▶ [YOUR INSTRUCTIONS]: Your answer is a single number: the count of lines that contain the string "我带来了这朵花".

▶ [Saved data entries]:
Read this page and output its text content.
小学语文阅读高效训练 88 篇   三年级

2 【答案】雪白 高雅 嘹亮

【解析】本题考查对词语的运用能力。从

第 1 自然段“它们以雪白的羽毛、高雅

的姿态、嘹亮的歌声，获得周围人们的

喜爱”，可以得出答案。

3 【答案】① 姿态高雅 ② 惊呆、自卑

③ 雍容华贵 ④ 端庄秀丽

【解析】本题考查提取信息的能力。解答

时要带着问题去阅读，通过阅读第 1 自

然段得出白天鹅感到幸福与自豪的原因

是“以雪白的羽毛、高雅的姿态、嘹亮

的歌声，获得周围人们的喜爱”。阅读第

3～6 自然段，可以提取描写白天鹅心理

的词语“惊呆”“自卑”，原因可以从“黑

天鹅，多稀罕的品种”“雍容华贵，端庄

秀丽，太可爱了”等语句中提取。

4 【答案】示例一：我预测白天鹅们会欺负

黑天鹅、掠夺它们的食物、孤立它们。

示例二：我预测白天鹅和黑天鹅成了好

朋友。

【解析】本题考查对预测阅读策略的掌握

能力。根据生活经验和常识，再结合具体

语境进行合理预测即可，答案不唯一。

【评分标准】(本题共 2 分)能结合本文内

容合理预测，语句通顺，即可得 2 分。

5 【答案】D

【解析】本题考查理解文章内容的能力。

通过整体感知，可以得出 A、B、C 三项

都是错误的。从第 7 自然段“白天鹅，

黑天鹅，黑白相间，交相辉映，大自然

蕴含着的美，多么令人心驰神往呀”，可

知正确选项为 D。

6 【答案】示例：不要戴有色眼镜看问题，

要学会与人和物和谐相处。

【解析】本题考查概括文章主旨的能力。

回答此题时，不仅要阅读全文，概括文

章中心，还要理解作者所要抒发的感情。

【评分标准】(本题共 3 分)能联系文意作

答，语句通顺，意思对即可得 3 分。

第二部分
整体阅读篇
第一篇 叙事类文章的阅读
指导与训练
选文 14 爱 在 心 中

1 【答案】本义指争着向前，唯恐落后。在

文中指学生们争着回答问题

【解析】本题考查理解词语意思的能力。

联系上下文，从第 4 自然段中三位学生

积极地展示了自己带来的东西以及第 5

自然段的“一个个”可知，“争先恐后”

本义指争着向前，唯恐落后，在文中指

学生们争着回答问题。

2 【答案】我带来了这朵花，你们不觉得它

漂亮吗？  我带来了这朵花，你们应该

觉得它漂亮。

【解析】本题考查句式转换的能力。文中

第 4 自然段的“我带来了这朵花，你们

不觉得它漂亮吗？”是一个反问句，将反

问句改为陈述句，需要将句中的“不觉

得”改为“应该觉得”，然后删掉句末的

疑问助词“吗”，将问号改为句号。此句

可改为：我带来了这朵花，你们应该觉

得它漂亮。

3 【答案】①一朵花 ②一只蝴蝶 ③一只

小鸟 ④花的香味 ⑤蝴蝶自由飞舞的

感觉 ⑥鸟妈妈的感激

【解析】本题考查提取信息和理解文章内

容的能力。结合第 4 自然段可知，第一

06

▶ [RESULT OF THIS EXERCISE]: 4